==== 本文抜粋

26だし生き方なんて上手くない

26歳になった。思い出すのは小学6年生のころクラスでプロフィール帳が大流行し、その"結婚するなら何歳?"という質問に23歳と書いたこと。12歳の私が本当になんとなく書いた年齢からさらに3年経ったいま、特に結婚する予定はない。というか先月フラれたし。同級生が結婚予想年齢を18歳や20歳と書くところを横目に、大学を出てからがいいから23歳と書いた当時の私はのんびりしていたというか、リアリストというか。そもそも空欄を全部埋めるために絞り出した年齢が23歳で、結婚…するかなぁしたいか?とか思っていた。結婚式で純白のウェディングドレスを着て幸せそうに微笑む自分を想像するのは居心地が悪く、将来の夢をお嫁さんと書くクラスメイトのことを「誰かのお嫁さんになったから、なに?」という気持ちで見ていたりもした。

========
==== データ

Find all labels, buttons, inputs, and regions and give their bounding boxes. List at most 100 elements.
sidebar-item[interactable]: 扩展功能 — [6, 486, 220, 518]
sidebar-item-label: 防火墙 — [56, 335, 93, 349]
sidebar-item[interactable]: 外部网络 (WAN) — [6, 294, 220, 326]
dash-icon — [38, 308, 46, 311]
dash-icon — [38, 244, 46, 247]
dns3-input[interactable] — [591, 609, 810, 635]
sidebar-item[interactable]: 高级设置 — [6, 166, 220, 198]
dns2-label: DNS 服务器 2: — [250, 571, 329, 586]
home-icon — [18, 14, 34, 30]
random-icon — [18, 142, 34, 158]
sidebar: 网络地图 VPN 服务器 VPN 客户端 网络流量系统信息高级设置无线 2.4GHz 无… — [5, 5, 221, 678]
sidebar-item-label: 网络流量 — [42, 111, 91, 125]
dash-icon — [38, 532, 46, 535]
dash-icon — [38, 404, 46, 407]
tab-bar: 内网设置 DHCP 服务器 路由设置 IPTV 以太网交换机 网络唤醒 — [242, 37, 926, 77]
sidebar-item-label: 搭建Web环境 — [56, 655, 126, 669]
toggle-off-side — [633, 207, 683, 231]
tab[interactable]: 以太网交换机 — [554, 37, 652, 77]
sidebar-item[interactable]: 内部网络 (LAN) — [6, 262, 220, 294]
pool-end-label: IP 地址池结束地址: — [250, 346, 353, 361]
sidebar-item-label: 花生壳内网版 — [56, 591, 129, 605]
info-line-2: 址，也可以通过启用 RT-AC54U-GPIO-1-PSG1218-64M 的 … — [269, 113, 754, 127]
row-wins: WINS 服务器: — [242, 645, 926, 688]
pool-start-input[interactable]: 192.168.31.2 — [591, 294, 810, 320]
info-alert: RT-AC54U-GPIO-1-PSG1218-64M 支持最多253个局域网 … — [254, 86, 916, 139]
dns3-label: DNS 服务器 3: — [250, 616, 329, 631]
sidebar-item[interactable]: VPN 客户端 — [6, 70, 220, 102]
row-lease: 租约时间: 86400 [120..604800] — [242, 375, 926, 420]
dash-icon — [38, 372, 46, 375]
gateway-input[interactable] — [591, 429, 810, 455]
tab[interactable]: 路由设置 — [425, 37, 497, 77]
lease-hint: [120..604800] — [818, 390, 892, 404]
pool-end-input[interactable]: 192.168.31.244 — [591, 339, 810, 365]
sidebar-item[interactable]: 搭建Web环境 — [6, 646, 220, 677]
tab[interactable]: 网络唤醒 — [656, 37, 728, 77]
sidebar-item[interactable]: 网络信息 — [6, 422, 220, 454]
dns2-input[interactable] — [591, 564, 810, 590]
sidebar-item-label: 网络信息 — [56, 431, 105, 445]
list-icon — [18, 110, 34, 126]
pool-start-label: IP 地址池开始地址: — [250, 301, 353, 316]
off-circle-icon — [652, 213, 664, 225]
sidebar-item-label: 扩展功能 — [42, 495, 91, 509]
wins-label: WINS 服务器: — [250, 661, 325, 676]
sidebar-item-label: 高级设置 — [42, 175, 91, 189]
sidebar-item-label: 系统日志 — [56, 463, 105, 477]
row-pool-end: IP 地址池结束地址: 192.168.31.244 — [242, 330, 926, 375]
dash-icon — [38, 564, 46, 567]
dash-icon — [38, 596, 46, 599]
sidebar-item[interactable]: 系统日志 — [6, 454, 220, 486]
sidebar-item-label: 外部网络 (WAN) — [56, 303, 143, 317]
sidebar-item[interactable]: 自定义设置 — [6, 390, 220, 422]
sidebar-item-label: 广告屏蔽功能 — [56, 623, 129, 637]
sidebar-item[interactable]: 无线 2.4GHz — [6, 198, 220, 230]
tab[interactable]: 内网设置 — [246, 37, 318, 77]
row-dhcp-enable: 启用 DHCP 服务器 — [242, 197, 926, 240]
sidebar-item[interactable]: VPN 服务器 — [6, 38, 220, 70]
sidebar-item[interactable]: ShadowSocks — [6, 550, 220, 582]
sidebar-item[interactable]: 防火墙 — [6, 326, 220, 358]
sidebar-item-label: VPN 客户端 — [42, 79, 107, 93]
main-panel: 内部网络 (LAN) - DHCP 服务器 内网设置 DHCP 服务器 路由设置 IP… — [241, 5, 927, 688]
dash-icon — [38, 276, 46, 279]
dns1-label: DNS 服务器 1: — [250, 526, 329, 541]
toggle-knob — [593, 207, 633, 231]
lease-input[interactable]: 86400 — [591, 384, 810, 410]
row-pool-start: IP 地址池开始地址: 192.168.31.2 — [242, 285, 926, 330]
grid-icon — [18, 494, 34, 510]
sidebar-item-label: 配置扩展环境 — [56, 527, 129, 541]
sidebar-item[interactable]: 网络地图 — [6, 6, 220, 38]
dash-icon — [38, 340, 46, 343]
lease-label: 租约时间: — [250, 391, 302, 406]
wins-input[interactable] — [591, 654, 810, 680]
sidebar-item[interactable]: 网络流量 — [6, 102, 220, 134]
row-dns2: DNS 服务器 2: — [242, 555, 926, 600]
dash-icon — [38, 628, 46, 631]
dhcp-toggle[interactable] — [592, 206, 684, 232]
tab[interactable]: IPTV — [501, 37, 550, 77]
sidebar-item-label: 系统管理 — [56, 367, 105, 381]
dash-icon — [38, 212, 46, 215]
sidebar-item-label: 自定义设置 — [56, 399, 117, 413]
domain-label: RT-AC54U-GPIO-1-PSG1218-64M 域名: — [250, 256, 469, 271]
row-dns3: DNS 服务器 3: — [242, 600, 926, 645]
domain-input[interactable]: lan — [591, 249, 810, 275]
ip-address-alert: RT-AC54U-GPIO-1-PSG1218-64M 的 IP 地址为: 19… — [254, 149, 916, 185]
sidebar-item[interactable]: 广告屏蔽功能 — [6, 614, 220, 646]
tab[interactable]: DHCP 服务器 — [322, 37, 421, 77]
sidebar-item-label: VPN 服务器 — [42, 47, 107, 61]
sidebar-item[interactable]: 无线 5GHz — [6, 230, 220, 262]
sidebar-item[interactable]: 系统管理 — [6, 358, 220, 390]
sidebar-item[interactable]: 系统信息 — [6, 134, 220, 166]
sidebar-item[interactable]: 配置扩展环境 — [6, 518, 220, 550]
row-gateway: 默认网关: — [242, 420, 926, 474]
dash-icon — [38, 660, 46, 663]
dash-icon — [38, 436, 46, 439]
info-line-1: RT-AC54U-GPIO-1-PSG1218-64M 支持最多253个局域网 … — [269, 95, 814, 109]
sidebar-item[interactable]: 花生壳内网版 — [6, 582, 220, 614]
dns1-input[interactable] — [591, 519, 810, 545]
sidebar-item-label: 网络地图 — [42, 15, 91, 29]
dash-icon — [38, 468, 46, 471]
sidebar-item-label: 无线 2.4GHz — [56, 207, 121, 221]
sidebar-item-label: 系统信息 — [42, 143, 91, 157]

========

* _作業項目_:
26歳を迎えた筆者の随筆から、「26だし生き方なんて上手くない」で始まり「う気持ちで見ていたりもした。」で終わる箇所を一字一句違えずに抜き出してください。

* _回答文_:
26だし生き方なんて上手くない

26歳になった。思い出すのは小学6年生のころクラスでプロフィール帳が大流行し、その"結婚するなら何歳?"という質問に23歳と書いたこと。12歳の私が本当になんとなく書いた年齢からさらに3年経ったいま、特に結婚する予定はない。というか先月フラれたし。同級生が結婚予想年齢を18歳や20歳と書くところを横目に、大学を出てからがいいから23歳と書いた当時の私はのんびりしていたというか、リアリストというか。そもそも空欄を全部埋めるために絞り出した年齢が23歳で、結婚…するかなぁしたいか?とか思っていた。結婚式で純白のウェディングドレスを着て幸せそうに微笑む自分を想像するのは居心地が悪く、将来の夢をお嫁さんと書くクラスメイトのことを「誰かのお嫁さんになったから、なに?」という気持ちで見ていたりもした。